## Records:
#####

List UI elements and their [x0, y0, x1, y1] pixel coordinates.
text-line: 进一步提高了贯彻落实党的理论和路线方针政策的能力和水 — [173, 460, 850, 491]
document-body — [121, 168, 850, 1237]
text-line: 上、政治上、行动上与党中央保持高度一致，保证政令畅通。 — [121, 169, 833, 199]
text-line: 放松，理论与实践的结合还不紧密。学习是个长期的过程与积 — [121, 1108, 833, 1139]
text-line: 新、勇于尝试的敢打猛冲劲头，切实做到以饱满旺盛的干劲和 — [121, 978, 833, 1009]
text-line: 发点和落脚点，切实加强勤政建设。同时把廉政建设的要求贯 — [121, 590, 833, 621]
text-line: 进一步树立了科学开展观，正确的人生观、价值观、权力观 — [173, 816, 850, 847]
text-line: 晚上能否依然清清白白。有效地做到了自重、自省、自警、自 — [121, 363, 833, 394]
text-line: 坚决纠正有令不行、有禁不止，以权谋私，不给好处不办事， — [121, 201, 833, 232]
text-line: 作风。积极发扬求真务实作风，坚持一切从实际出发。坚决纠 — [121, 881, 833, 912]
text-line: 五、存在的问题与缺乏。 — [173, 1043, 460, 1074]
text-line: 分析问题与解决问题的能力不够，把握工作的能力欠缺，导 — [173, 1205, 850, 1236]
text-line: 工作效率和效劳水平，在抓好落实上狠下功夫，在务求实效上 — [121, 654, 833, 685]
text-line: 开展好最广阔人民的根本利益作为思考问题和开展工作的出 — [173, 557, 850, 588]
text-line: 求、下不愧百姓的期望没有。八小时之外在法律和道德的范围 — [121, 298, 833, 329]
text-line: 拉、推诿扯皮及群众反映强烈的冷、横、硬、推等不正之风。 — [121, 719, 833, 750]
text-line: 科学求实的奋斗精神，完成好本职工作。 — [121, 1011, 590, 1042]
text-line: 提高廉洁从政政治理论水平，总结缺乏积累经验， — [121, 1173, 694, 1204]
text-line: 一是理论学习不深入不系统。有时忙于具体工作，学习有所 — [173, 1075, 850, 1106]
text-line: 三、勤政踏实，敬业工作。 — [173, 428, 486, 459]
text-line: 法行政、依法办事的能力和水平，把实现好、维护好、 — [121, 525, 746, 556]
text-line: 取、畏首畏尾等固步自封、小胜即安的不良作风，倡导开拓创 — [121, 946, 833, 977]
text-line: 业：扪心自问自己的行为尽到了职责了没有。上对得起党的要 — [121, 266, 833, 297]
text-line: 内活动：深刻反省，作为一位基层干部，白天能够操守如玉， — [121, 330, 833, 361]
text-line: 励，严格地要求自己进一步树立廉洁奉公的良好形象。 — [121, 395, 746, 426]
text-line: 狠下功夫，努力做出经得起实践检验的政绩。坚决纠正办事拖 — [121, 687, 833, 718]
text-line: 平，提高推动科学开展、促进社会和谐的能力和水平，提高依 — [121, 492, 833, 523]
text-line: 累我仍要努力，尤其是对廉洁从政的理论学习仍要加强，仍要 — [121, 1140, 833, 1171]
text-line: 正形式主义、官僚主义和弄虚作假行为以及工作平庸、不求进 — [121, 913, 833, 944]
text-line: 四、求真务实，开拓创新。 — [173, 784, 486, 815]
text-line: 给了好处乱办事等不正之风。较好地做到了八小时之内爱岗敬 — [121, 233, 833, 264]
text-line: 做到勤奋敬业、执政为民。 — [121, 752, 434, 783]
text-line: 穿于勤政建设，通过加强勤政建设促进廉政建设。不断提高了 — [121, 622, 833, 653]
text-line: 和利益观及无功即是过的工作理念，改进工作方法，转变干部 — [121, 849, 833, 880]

#####

## Short task:
Rewrite the listing with every "text-line" changed to "line", leaving everything else as it is.

## Output:
List UI elements and their [x0, y0, x1, y1] pixel coordinates.
line: 进一步提高了贯彻落实党的理论和路线方针政策的能力和水 — [173, 460, 850, 491]
document-body — [121, 168, 850, 1237]
line: 上、政治上、行动上与党中央保持高度一致，保证政令畅通。 — [121, 169, 833, 199]
line: 放松，理论与实践的结合还不紧密。学习是个长期的过程与积 — [121, 1108, 833, 1139]
line: 新、勇于尝试的敢打猛冲劲头，切实做到以饱满旺盛的干劲和 — [121, 978, 833, 1009]
line: 发点和落脚点，切实加强勤政建设。同时把廉政建设的要求贯 — [121, 590, 833, 621]
line: 进一步树立了科学开展观，正确的人生观、价值观、权力观 — [173, 816, 850, 847]
line: 晚上能否依然清清白白。有效地做到了自重、自省、自警、自 — [121, 363, 833, 394]
line: 坚决纠正有令不行、有禁不止，以权谋私，不给好处不办事， — [121, 201, 833, 232]
line: 作风。积极发扬求真务实作风，坚持一切从实际出发。坚决纠 — [121, 881, 833, 912]
line: 五、存在的问题与缺乏。 — [173, 1043, 460, 1074]
line: 分析问题与解决问题的能力不够，把握工作的能力欠缺，导 — [173, 1205, 850, 1236]
line: 工作效率和效劳水平，在抓好落实上狠下功夫，在务求实效上 — [121, 654, 833, 685]
line: 开展好最广阔人民的根本利益作为思考问题和开展工作的出 — [173, 557, 850, 588]
line: 求、下不愧百姓的期望没有。八小时之外在法律和道德的范围 — [121, 298, 833, 329]
line: 拉、推诿扯皮及群众反映强烈的冷、横、硬、推等不正之风。 — [121, 719, 833, 750]
line: 科学求实的奋斗精神，完成好本职工作。 — [121, 1011, 590, 1042]
line: 提高廉洁从政政治理论水平，总结缺乏积累经验， — [121, 1173, 694, 1204]
line: 一是理论学习不深入不系统。有时忙于具体工作，学习有所 — [173, 1075, 850, 1106]
line: 三、勤政踏实，敬业工作。 — [173, 428, 486, 459]
line: 法行政、依法办事的能力和水平，把实现好、维护好、 — [121, 525, 746, 556]
line: 取、畏首畏尾等固步自封、小胜即安的不良作风，倡导开拓创 — [121, 946, 833, 977]
line: 业：扪心自问自己的行为尽到了职责了没有。上对得起党的要 — [121, 266, 833, 297]
line: 内活动：深刻反省，作为一位基层干部，白天能够操守如玉， — [121, 330, 833, 361]
line: 励，严格地要求自己进一步树立廉洁奉公的良好形象。 — [121, 395, 746, 426]
line: 狠下功夫，努力做出经得起实践检验的政绩。坚决纠正办事拖 — [121, 687, 833, 718]
line: 平，提高推动科学开展、促进社会和谐的能力和水平，提高依 — [121, 492, 833, 523]
line: 累我仍要努力，尤其是对廉洁从政的理论学习仍要加强，仍要 — [121, 1140, 833, 1171]
line: 正形式主义、官僚主义和弄虚作假行为以及工作平庸、不求进 — [121, 913, 833, 944]
line: 四、求真务实，开拓创新。 — [173, 784, 486, 815]
line: 给了好处乱办事等不正之风。较好地做到了八小时之内爱岗敬 — [121, 233, 833, 264]
line: 做到勤奋敬业、执政为民。 — [121, 752, 434, 783]
line: 穿于勤政建设，通过加强勤政建设促进廉政建设。不断提高了 — [121, 622, 833, 653]
line: 和利益观及无功即是过的工作理念，改进工作方法，转变干部 — [121, 849, 833, 880]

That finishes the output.